MATERIAL FOR THIS TASK:
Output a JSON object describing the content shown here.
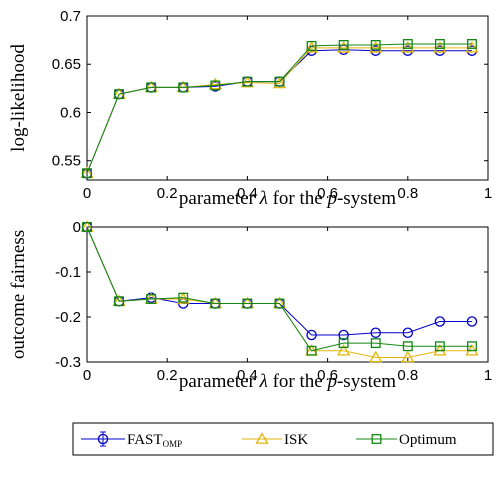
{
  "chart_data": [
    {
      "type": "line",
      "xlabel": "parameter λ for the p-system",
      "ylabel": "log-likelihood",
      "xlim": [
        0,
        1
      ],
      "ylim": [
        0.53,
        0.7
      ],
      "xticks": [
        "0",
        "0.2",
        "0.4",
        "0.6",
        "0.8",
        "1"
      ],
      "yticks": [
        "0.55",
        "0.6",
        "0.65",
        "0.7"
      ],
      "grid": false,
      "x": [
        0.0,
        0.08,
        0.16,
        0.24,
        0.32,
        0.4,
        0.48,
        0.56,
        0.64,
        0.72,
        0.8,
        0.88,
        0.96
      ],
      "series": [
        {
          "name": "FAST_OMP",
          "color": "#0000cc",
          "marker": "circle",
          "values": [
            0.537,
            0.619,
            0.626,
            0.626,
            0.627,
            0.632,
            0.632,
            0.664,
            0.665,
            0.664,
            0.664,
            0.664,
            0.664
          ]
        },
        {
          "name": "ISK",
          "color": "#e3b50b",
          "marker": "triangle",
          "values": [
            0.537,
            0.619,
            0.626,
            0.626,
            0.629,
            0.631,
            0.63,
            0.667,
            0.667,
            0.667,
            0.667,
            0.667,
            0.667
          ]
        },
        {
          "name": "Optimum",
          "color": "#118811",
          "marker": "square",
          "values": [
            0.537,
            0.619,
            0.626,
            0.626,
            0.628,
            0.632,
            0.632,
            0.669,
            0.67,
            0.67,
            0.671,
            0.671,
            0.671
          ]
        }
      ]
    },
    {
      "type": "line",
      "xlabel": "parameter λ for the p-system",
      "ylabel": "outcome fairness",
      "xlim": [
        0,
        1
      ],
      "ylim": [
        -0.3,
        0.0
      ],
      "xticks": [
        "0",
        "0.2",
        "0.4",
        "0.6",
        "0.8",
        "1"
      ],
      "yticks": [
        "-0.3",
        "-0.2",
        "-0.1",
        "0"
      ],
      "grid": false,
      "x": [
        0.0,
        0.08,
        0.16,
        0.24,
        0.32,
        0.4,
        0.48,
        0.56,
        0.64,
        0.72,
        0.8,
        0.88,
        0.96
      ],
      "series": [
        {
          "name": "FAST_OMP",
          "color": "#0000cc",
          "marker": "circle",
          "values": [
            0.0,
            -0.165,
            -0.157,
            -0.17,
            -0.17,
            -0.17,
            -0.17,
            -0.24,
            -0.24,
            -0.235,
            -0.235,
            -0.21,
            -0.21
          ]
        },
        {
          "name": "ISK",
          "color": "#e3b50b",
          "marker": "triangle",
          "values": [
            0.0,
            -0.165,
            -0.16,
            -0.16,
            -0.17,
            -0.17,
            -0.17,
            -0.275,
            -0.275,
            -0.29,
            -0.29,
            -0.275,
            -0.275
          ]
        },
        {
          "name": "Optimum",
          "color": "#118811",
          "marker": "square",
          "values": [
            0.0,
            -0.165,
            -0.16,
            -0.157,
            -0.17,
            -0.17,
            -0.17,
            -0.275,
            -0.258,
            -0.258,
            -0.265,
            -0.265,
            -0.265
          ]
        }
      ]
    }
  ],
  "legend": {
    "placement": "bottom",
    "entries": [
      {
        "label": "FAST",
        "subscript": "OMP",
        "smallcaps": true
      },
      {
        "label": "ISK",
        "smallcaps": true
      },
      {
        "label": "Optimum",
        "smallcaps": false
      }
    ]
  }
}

EXERCISE REQUIREMENTS: Without the pictures, write out the whole listing above exactly as it appears.

WRITTEN RESPONSE:
Output a JSON object describing the content shown here.
{
  "chart_data": [
    {
      "type": "line",
      "xlabel": "parameter λ for the p-system",
      "ylabel": "log-likelihood",
      "xlim": [
        0,
        1
      ],
      "ylim": [
        0.53,
        0.7
      ],
      "xticks": [
        "0",
        "0.2",
        "0.4",
        "0.6",
        "0.8",
        "1"
      ],
      "yticks": [
        "0.55",
        "0.6",
        "0.65",
        "0.7"
      ],
      "grid": false,
      "x": [
        0.0,
        0.08,
        0.16,
        0.24,
        0.32,
        0.4,
        0.48,
        0.56,
        0.64,
        0.72,
        0.8,
        0.88,
        0.96
      ],
      "series": [
        {
          "name": "FAST_OMP",
          "color": "#0000cc",
          "marker": "circle",
          "values": [
            0.537,
            0.619,
            0.626,
            0.626,
            0.627,
            0.632,
            0.632,
            0.664,
            0.665,
            0.664,
            0.664,
            0.664,
            0.664
          ]
        },
        {
          "name": "ISK",
          "color": "#e3b50b",
          "marker": "triangle",
          "values": [
            0.537,
            0.619,
            0.626,
            0.626,
            0.629,
            0.631,
            0.63,
            0.667,
            0.667,
            0.667,
            0.667,
            0.667,
            0.667
          ]
        },
        {
          "name": "Optimum",
          "color": "#118811",
          "marker": "square",
          "values": [
            0.537,
            0.619,
            0.626,
            0.626,
            0.628,
            0.632,
            0.632,
            0.669,
            0.67,
            0.67,
            0.671,
            0.671,
            0.671
          ]
        }
      ]
    },
    {
      "type": "line",
      "xlabel": "parameter λ for the p-system",
      "ylabel": "outcome fairness",
      "xlim": [
        0,
        1
      ],
      "ylim": [
        -0.3,
        0.0
      ],
      "xticks": [
        "0",
        "0.2",
        "0.4",
        "0.6",
        "0.8",
        "1"
      ],
      "yticks": [
        "-0.3",
        "-0.2",
        "-0.1",
        "0"
      ],
      "grid": false,
      "x": [
        0.0,
        0.08,
        0.16,
        0.24,
        0.32,
        0.4,
        0.48,
        0.56,
        0.64,
        0.72,
        0.8,
        0.88,
        0.96
      ],
      "series": [
        {
          "name": "FAST_OMP",
          "color": "#0000cc",
          "marker": "circle",
          "values": [
            0.0,
            -0.165,
            -0.157,
            -0.17,
            -0.17,
            -0.17,
            -0.17,
            -0.24,
            -0.24,
            -0.235,
            -0.235,
            -0.21,
            -0.21
          ]
        },
        {
          "name": "ISK",
          "color": "#e3b50b",
          "marker": "triangle",
          "values": [
            0.0,
            -0.165,
            -0.16,
            -0.16,
            -0.17,
            -0.17,
            -0.17,
            -0.275,
            -0.275,
            -0.29,
            -0.29,
            -0.275,
            -0.275
          ]
        },
        {
          "name": "Optimum",
          "color": "#118811",
          "marker": "square",
          "values": [
            0.0,
            -0.165,
            -0.16,
            -0.157,
            -0.17,
            -0.17,
            -0.17,
            -0.275,
            -0.258,
            -0.258,
            -0.265,
            -0.265,
            -0.265
          ]
        }
      ]
    }
  ],
  "legend": {
    "placement": "bottom",
    "entries": [
      {
        "label": "FAST",
        "subscript": "OMP",
        "smallcaps": true
      },
      {
        "label": "ISK",
        "smallcaps": true
      },
      {
        "label": "Optimum",
        "smallcaps": false
      }
    ]
  }
}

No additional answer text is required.